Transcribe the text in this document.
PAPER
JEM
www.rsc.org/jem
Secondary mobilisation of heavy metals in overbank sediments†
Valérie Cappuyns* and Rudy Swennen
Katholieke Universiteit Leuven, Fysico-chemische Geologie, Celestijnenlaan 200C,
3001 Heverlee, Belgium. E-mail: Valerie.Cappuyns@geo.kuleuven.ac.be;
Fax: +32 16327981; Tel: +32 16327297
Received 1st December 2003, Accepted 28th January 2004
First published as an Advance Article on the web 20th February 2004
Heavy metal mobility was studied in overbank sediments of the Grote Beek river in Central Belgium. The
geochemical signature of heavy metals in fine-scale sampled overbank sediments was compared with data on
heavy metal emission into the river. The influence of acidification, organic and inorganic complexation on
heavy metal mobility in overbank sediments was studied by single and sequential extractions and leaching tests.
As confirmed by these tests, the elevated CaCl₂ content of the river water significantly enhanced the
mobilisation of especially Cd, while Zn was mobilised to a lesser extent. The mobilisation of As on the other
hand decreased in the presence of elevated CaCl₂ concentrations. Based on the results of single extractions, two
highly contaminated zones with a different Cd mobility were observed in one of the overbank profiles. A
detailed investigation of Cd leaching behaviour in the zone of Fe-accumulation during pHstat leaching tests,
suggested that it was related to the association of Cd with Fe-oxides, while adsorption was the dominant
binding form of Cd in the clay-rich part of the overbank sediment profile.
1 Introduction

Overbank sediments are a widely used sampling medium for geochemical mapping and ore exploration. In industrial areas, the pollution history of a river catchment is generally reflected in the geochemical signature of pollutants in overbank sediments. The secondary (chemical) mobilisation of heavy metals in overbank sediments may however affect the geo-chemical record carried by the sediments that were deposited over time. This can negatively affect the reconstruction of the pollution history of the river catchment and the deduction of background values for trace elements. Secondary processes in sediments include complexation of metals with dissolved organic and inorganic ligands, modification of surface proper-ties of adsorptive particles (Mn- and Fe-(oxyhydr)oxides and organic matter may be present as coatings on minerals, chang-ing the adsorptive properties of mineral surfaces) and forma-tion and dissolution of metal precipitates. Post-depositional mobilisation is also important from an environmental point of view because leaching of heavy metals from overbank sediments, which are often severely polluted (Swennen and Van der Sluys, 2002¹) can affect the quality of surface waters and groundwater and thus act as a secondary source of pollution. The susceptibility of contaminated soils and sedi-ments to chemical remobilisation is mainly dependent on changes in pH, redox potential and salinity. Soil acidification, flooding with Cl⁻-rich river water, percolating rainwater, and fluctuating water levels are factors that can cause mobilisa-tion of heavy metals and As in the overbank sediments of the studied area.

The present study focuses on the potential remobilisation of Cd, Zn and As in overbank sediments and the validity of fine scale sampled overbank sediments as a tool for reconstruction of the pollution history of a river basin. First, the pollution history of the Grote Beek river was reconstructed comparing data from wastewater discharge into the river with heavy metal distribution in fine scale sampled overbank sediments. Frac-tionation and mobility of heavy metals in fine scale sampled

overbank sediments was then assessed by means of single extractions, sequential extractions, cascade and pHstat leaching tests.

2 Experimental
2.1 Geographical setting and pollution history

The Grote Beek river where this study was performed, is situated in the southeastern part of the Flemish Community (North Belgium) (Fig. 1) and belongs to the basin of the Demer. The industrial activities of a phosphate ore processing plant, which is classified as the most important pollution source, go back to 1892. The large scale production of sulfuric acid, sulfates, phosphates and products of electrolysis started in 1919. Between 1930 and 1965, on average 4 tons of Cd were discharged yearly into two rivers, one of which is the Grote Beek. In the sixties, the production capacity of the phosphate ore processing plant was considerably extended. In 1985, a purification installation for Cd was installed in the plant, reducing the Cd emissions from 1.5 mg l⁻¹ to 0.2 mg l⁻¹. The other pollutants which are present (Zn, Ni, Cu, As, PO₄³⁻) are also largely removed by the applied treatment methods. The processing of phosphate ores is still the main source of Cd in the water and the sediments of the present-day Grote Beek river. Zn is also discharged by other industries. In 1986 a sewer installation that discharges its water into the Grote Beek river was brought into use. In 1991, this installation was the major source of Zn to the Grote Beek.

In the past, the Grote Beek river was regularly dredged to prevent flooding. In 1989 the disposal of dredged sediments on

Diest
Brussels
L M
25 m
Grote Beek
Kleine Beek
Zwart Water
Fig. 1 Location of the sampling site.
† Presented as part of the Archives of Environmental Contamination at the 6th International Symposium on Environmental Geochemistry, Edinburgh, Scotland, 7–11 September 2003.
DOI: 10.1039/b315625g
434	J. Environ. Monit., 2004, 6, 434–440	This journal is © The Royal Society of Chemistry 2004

----

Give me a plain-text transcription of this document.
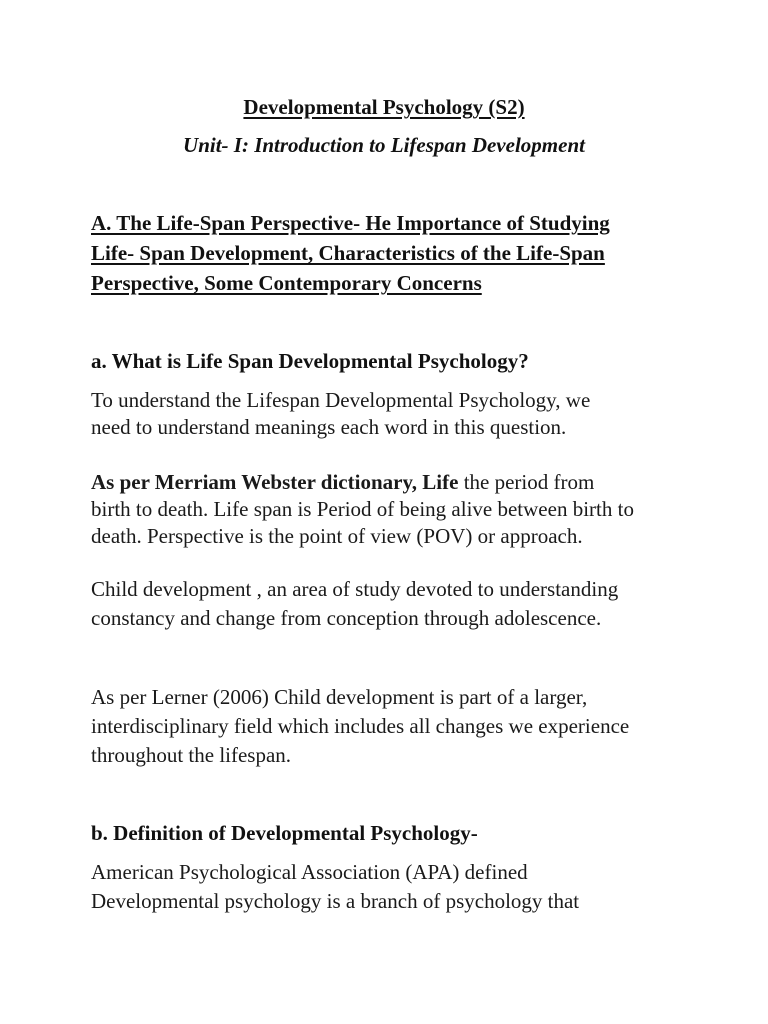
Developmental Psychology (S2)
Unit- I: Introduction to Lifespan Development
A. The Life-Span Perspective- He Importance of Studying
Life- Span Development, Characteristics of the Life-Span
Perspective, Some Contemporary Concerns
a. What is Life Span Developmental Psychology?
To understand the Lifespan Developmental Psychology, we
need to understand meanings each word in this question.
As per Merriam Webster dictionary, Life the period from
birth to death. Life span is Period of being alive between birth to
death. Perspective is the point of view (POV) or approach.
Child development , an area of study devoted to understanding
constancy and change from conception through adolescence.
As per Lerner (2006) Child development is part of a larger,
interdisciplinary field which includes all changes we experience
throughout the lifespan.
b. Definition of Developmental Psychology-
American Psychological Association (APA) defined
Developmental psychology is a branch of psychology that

----

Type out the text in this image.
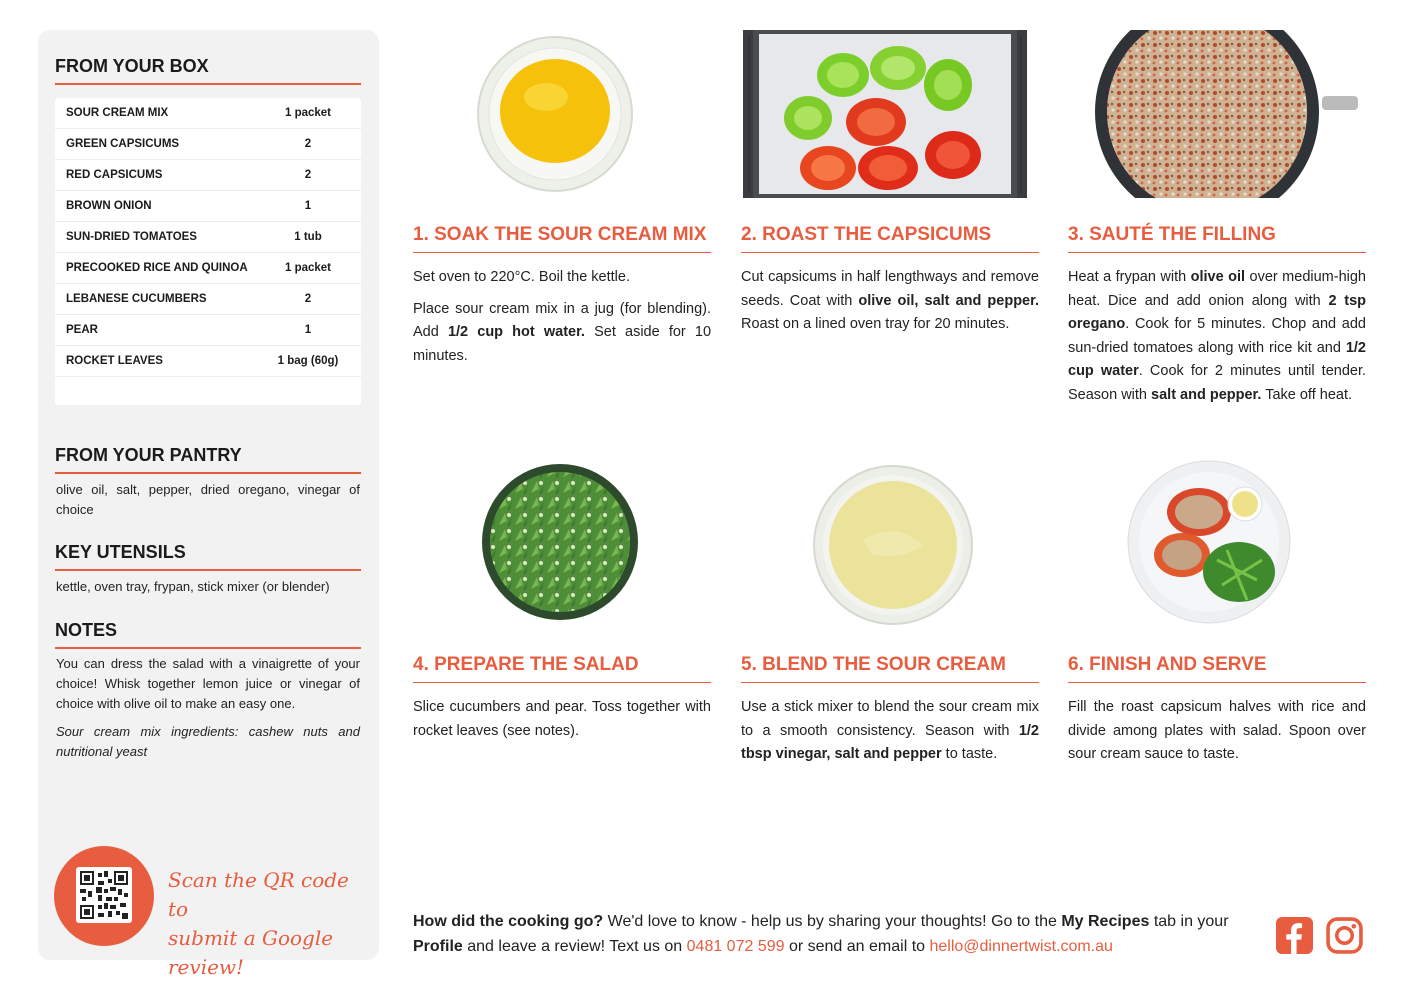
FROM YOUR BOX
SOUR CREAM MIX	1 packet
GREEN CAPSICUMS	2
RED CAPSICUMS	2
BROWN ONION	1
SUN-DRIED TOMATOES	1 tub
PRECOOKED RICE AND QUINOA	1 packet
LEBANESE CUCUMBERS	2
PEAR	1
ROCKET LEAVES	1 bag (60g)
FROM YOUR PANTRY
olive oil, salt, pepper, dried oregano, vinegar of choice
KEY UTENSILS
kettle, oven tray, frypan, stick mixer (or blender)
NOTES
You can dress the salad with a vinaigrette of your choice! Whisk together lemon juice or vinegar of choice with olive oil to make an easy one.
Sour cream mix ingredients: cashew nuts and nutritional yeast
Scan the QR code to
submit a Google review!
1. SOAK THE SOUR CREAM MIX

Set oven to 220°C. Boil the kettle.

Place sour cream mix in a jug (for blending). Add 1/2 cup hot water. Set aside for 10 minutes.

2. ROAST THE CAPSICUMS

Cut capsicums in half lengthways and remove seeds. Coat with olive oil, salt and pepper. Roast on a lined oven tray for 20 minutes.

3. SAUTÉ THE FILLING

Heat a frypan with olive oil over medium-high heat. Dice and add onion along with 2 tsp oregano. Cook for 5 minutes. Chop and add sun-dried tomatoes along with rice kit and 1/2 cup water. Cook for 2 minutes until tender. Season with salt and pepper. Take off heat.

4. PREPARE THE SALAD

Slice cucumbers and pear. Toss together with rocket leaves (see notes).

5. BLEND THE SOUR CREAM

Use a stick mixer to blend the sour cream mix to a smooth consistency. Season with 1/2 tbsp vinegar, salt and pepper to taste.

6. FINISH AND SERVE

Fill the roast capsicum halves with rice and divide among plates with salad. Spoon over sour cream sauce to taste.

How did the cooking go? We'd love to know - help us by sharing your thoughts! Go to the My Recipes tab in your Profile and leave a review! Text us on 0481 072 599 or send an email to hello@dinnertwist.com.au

----

Look through the listing above. Pick out each line with "choice" and copy it.

■ **Solution to the exercise**:
olive oil, salt, pepper, dried oregano, vinegar of choice
You can dress the salad with a vinaigrette of your choice! Whisk together lemon juice or vinegar of choice with olive oil to make an easy one.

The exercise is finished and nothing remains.